[START OF Data supplied]

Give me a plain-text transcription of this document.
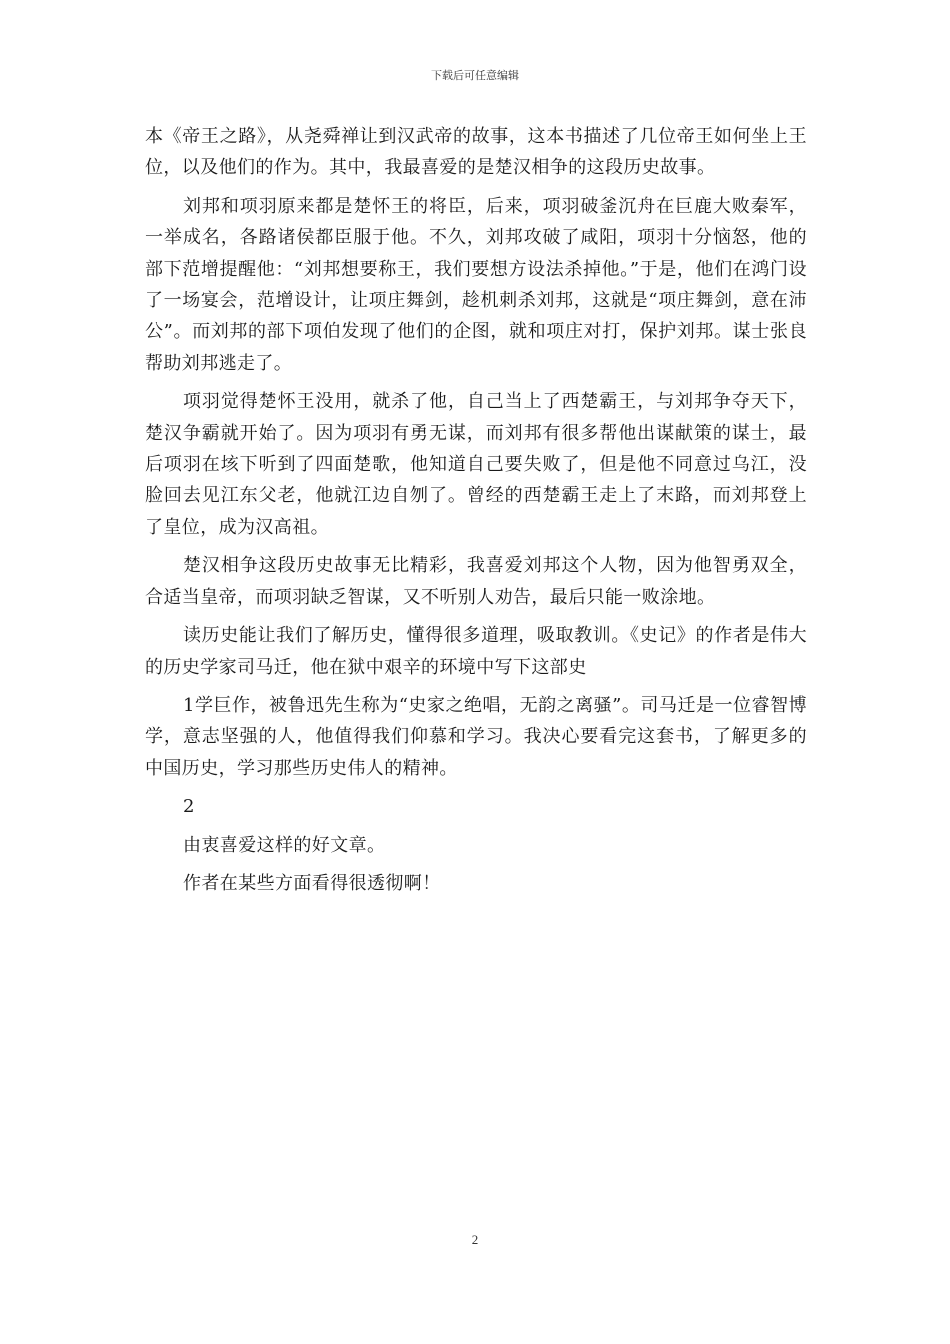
下载后可任意编辑

本《帝王之路》，从尧舜禅让到汉武帝的故事，这本书描述了几位帝王如何坐上王位，以及他们的作为。其中，我最喜爱的是楚汉相争的这段历史故事。

刘邦和项羽原来都是楚怀王的将臣，后来，项羽破釜沉舟在巨鹿大败秦军，一举成名，各路诸侯都臣服于他。不久，刘邦攻破了咸阳，项羽十分恼怒，他的部下范增提醒他：“刘邦想要称王，我们要想方设法杀掉他。”于是，他们在鸿门设了一场宴会，范增设计，让项庄舞剑，趁机刺杀刘邦，这就是“项庄舞剑，意在沛公”。而刘邦的部下项伯发现了他们的企图，就和项庄对打，保护刘邦。谋士张良帮助刘邦逃走了。

项羽觉得楚怀王没用，就杀了他，自己当上了西楚霸王，与刘邦争夺天下，楚汉争霸就开始了。因为项羽有勇无谋，而刘邦有很多帮他出谋献策的谋士，最后项羽在垓下听到了四面楚歌，他知道自己要失败了，但是他不同意过乌江，没脸回去见江东父老，他就江边自刎了。曾经的西楚霸王走上了末路，而刘邦登上了皇位，成为汉高祖。

楚汉相争这段历史故事无比精彩，我喜爱刘邦这个人物，因为他智勇双全，合适当皇帝，而项羽缺乏智谋，又不听别人劝告，最后只能一败涂地。

读历史能让我们了解历史，懂得很多道理，吸取教训。《史记》的作者是伟大的历史学家司马迁，他在狱中艰辛的环境中写下这部史

1学巨作，被鲁迅先生称为“史家之绝唱，无韵之离骚”。司马迁是一位睿智博学，意志坚强的人，他值得我们仰慕和学习。我决心要看完这套书，了解更多的中国历史，学习那些历史伟人的精神。

2

由衷喜爱这样的好文章。

作者在某些方面看得很透彻啊！

2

[END OF Data supplied]

* **Requirements**
Transcribe all the records above word for word, without their images.

* **Completed exercise**
Give me a plain-text transcription of this document.
下载后可任意编辑

本《帝王之路》，从尧舜禅让到汉武帝的故事，这本书描述了几位帝王如何坐上王位，以及他们的作为。其中，我最喜爱的是楚汉相争的这段历史故事。

刘邦和项羽原来都是楚怀王的将臣，后来，项羽破釜沉舟在巨鹿大败秦军，一举成名，各路诸侯都臣服于他。不久，刘邦攻破了咸阳，项羽十分恼怒，他的部下范增提醒他：“刘邦想要称王，我们要想方设法杀掉他。”于是，他们在鸿门设了一场宴会，范增设计，让项庄舞剑，趁机刺杀刘邦，这就是“项庄舞剑，意在沛公”。而刘邦的部下项伯发现了他们的企图，就和项庄对打，保护刘邦。谋士张良帮助刘邦逃走了。

项羽觉得楚怀王没用，就杀了他，自己当上了西楚霸王，与刘邦争夺天下，楚汉争霸就开始了。因为项羽有勇无谋，而刘邦有很多帮他出谋献策的谋士，最后项羽在垓下听到了四面楚歌，他知道自己要失败了，但是他不同意过乌江，没脸回去见江东父老，他就江边自刎了。曾经的西楚霸王走上了末路，而刘邦登上了皇位，成为汉高祖。

楚汉相争这段历史故事无比精彩，我喜爱刘邦这个人物，因为他智勇双全，合适当皇帝，而项羽缺乏智谋，又不听别人劝告，最后只能一败涂地。

读历史能让我们了解历史，懂得很多道理，吸取教训。《史记》的作者是伟大的历史学家司马迁，他在狱中艰辛的环境中写下这部史

1学巨作，被鲁迅先生称为“史家之绝唱，无韵之离骚”。司马迁是一位睿智博学，意志坚强的人，他值得我们仰慕和学习。我决心要看完这套书，了解更多的中国历史，学习那些历史伟人的精神。

2

由衷喜爱这样的好文章。

作者在某些方面看得很透彻啊！

2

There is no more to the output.